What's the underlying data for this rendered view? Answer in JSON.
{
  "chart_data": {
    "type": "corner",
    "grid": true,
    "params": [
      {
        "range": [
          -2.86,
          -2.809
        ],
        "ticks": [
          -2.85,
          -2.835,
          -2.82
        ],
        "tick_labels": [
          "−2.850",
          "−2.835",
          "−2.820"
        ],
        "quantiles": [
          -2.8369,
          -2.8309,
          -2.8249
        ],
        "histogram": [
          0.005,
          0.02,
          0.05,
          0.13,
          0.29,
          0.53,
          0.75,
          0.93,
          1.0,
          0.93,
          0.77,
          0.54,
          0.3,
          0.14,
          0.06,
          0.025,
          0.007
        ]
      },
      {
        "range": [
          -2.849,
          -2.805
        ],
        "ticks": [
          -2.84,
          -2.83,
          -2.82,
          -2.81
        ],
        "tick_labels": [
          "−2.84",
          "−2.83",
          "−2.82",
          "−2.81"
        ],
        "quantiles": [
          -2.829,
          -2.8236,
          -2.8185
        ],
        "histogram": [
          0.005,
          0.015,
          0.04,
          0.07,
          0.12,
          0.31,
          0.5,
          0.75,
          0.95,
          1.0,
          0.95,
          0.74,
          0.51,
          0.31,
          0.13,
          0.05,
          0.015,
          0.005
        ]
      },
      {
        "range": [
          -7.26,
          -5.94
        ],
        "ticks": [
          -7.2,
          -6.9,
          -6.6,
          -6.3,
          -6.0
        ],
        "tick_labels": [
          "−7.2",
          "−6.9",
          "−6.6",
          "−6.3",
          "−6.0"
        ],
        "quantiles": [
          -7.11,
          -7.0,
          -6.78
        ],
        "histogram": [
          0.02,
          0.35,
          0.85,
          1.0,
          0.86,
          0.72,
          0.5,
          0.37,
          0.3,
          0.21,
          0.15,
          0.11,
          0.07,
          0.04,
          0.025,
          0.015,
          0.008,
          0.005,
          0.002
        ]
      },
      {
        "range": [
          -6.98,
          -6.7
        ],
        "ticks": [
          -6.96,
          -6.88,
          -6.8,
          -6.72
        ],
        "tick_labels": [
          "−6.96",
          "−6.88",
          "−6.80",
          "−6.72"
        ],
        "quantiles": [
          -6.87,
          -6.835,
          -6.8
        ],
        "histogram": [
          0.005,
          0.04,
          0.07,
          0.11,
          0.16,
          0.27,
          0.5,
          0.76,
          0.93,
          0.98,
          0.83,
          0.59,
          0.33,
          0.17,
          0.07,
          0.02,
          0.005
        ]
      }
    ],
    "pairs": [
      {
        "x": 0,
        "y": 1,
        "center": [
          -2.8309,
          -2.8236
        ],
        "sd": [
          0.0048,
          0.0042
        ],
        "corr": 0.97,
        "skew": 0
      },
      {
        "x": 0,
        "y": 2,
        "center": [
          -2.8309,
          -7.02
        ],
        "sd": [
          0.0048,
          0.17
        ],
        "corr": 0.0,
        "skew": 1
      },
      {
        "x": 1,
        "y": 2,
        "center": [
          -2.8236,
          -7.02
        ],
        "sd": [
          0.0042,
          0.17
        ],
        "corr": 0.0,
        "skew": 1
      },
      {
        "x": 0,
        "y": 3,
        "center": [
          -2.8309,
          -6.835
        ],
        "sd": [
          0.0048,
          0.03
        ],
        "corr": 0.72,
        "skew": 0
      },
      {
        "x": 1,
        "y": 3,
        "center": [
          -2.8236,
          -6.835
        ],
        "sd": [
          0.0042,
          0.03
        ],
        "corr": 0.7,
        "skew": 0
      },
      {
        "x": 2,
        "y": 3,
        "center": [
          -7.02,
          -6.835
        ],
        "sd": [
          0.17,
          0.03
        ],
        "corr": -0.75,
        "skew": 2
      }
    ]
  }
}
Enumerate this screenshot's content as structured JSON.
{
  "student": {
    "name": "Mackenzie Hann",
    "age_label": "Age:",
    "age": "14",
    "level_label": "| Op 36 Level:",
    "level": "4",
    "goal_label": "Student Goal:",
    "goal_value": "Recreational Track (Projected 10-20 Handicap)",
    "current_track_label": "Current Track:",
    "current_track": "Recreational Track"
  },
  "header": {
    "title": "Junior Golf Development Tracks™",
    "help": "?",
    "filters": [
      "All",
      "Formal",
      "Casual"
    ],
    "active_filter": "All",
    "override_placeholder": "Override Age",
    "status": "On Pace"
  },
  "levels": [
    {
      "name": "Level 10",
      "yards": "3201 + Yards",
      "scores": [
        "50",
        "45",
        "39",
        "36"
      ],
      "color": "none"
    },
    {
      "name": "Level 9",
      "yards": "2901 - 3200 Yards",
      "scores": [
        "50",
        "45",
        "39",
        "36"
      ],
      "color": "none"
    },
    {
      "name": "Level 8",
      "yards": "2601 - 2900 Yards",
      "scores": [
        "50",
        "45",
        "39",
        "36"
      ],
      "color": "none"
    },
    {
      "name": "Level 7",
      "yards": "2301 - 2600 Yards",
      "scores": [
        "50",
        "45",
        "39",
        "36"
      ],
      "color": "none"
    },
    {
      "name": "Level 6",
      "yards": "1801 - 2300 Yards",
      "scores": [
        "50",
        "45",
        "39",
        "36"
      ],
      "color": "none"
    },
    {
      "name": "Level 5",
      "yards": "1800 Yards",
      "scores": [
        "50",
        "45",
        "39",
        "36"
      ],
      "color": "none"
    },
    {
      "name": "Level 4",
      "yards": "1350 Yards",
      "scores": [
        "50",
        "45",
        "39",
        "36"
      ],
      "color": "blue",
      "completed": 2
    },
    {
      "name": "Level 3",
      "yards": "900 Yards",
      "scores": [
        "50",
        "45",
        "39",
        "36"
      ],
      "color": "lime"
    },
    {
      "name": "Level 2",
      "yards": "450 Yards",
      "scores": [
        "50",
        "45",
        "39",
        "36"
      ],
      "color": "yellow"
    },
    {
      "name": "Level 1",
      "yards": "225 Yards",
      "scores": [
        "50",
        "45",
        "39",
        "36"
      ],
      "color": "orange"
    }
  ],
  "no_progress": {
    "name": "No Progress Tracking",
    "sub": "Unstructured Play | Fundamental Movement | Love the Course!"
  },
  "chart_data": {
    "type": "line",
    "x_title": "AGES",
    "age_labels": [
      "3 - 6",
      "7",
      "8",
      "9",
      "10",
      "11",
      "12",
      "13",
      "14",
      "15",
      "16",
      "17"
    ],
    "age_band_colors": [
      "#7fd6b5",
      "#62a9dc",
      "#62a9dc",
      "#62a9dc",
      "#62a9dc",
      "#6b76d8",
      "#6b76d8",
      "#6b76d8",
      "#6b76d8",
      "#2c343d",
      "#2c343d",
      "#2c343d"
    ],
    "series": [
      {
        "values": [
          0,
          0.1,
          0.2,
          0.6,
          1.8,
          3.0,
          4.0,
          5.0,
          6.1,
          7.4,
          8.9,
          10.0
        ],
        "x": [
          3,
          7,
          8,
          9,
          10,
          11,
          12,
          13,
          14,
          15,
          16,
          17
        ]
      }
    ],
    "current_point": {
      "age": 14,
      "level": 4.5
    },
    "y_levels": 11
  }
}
★ ★ ★ ★ ★
> **EXERCISE INSTRUCTIONS**:
Reproduce all of the data exactly as given.

> **EXERCISE ANSWER**:
What's the underlying data for this rendered view? Answer in JSON.
{
  "chart_data": {
    "type": "corner",
    "grid": true,
    "params": [
      {
        "range": [
          -2.86,
          -2.809
        ],
        "ticks": [
          -2.85,
          -2.835,
          -2.82
        ],
        "tick_labels": [
          "−2.850",
          "−2.835",
          "−2.820"
        ],
        "quantiles": [
          -2.8369,
          -2.8309,
          -2.8249
        ],
        "histogram": [
          0.005,
          0.02,
          0.05,
          0.13,
          0.29,
          0.53,
          0.75,
          0.93,
          1.0,
          0.93,
          0.77,
          0.54,
          0.3,
          0.14,
          0.06,
          0.025,
          0.007
        ]
      },
      {
        "range": [
          -2.849,
          -2.805
        ],
        "ticks": [
          -2.84,
          -2.83,
          -2.82,
          -2.81
        ],
        "tick_labels": [
          "−2.84",
          "−2.83",
          "−2.82",
          "−2.81"
        ],
        "quantiles": [
          -2.829,
          -2.8236,
          -2.8185
        ],
        "histogram": [
          0.005,
          0.015,
          0.04,
          0.07,
          0.12,
          0.31,
          0.5,
          0.75,
          0.95,
          1.0,
          0.95,
          0.74,
          0.51,
          0.31,
          0.13,
          0.05,
          0.015,
          0.005
        ]
      },
      {
        "range": [
          -7.26,
          -5.94
        ],
        "ticks": [
          -7.2,
          -6.9,
          -6.6,
          -6.3,
          -6.0
        ],
        "tick_labels": [
          "−7.2",
          "−6.9",
          "−6.6",
          "−6.3",
          "−6.0"
        ],
        "quantiles": [
          -7.11,
          -7.0,
          -6.78
        ],
        "histogram": [
          0.02,
          0.35,
          0.85,
          1.0,
          0.86,
          0.72,
          0.5,
          0.37,
          0.3,
          0.21,
          0.15,
          0.11,
          0.07,
          0.04,
          0.025,
          0.015,
          0.008,
          0.005,
          0.002
        ]
      },
      {
        "range": [
          -6.98,
          -6.7
        ],
        "ticks": [
          -6.96,
          -6.88,
          -6.8,
          -6.72
        ],
        "tick_labels": [
          "−6.96",
          "−6.88",
          "−6.80",
          "−6.72"
        ],
        "quantiles": [
          -6.87,
          -6.835,
          -6.8
        ],
        "histogram": [
          0.005,
          0.04,
          0.07,
          0.11,
          0.16,
          0.27,
          0.5,
          0.76,
          0.93,
          0.98,
          0.83,
          0.59,
          0.33,
          0.17,
          0.07,
          0.02,
          0.005
        ]
      }
    ],
    "pairs": [
      {
        "x": 0,
        "y": 1,
        "center": [
          -2.8309,
          -2.8236
        ],
        "sd": [
          0.0048,
          0.0042
        ],
        "corr": 0.97,
        "skew": 0
      },
      {
        "x": 0,
        "y": 2,
        "center": [
          -2.8309,
          -7.02
        ],
        "sd": [
          0.0048,
          0.17
        ],
        "corr": 0.0,
        "skew": 1
      },
      {
        "x": 1,
        "y": 2,
        "center": [
          -2.8236,
          -7.02
        ],
        "sd": [
          0.0042,
          0.17
        ],
        "corr": 0.0,
        "skew": 1
      },
      {
        "x": 0,
        "y": 3,
        "center": [
          -2.8309,
          -6.835
        ],
        "sd": [
          0.0048,
          0.03
        ],
        "corr": 0.72,
        "skew": 0
      },
      {
        "x": 1,
        "y": 3,
        "center": [
          -2.8236,
          -6.835
        ],
        "sd": [
          0.0042,
          0.03
        ],
        "corr": 0.7,
        "skew": 0
      },
      {
        "x": 2,
        "y": 3,
        "center": [
          -7.02,
          -6.835
        ],
        "sd": [
          0.17,
          0.03
        ],
        "corr": -0.75,
        "skew": 2
      }
    ]
  }
}
Enumerate this screenshot's content as structured JSON.
{
  "student": {
    "name": "Mackenzie Hann",
    "age_label": "Age:",
    "age": "14",
    "level_label": "| Op 36 Level:",
    "level": "4",
    "goal_label": "Student Goal:",
    "goal_value": "Recreational Track (Projected 10-20 Handicap)",
    "current_track_label": "Current Track:",
    "current_track": "Recreational Track"
  },
  "header": {
    "title": "Junior Golf Development Tracks™",
    "help": "?",
    "filters": [
      "All",
      "Formal",
      "Casual"
    ],
    "active_filter": "All",
    "override_placeholder": "Override Age",
    "status": "On Pace"
  },
  "levels": [
    {
      "name": "Level 10",
      "yards": "3201 + Yards",
      "scores": [
        "50",
        "45",
        "39",
        "36"
      ],
      "color": "none"
    },
    {
      "name": "Level 9",
      "yards": "2901 - 3200 Yards",
      "scores": [
        "50",
        "45",
        "39",
        "36"
      ],
      "color": "none"
    },
    {
      "name": "Level 8",
      "yards": "2601 - 2900 Yards",
      "scores": [
        "50",
        "45",
        "39",
        "36"
      ],
      "color": "none"
    },
    {
      "name": "Level 7",
      "yards": "2301 - 2600 Yards",
      "scores": [
        "50",
        "45",
        "39",
        "36"
      ],
      "color": "none"
    },
    {
      "name": "Level 6",
      "yards": "1801 - 2300 Yards",
      "scores": [
        "50",
        "45",
        "39",
        "36"
      ],
      "color": "none"
    },
    {
      "name": "Level 5",
      "yards": "1800 Yards",
      "scores": [
        "50",
        "45",
        "39",
        "36"
      ],
      "color": "none"
    },
    {
      "name": "Level 4",
      "yards": "1350 Yards",
      "scores": [
        "50",
        "45",
        "39",
        "36"
      ],
      "color": "blue",
      "completed": 2
    },
    {
      "name": "Level 3",
      "yards": "900 Yards",
      "scores": [
        "50",
        "45",
        "39",
        "36"
      ],
      "color": "lime"
    },
    {
      "name": "Level 2",
      "yards": "450 Yards",
      "scores": [
        "50",
        "45",
        "39",
        "36"
      ],
      "color": "yellow"
    },
    {
      "name": "Level 1",
      "yards": "225 Yards",
      "scores": [
        "50",
        "45",
        "39",
        "36"
      ],
      "color": "orange"
    }
  ],
  "no_progress": {
    "name": "No Progress Tracking",
    "sub": "Unstructured Play | Fundamental Movement | Love the Course!"
  },
  "chart_data": {
    "type": "line",
    "x_title": "AGES",
    "age_labels": [
      "3 - 6",
      "7",
      "8",
      "9",
      "10",
      "11",
      "12",
      "13",
      "14",
      "15",
      "16",
      "17"
    ],
    "age_band_colors": [
      "#7fd6b5",
      "#62a9dc",
      "#62a9dc",
      "#62a9dc",
      "#62a9dc",
      "#6b76d8",
      "#6b76d8",
      "#6b76d8",
      "#6b76d8",
      "#2c343d",
      "#2c343d",
      "#2c343d"
    ],
    "series": [
      {
        "values": [
          0,
          0.1,
          0.2,
          0.6,
          1.8,
          3.0,
          4.0,
          5.0,
          6.1,
          7.4,
          8.9,
          10.0
        ],
        "x": [
          3,
          7,
          8,
          9,
          10,
          11,
          12,
          13,
          14,
          15,
          16,
          17
        ]
      }
    ],
    "current_point": {
      "age": 14,
      "level": 4.5
    },
    "y_levels": 11
  }
}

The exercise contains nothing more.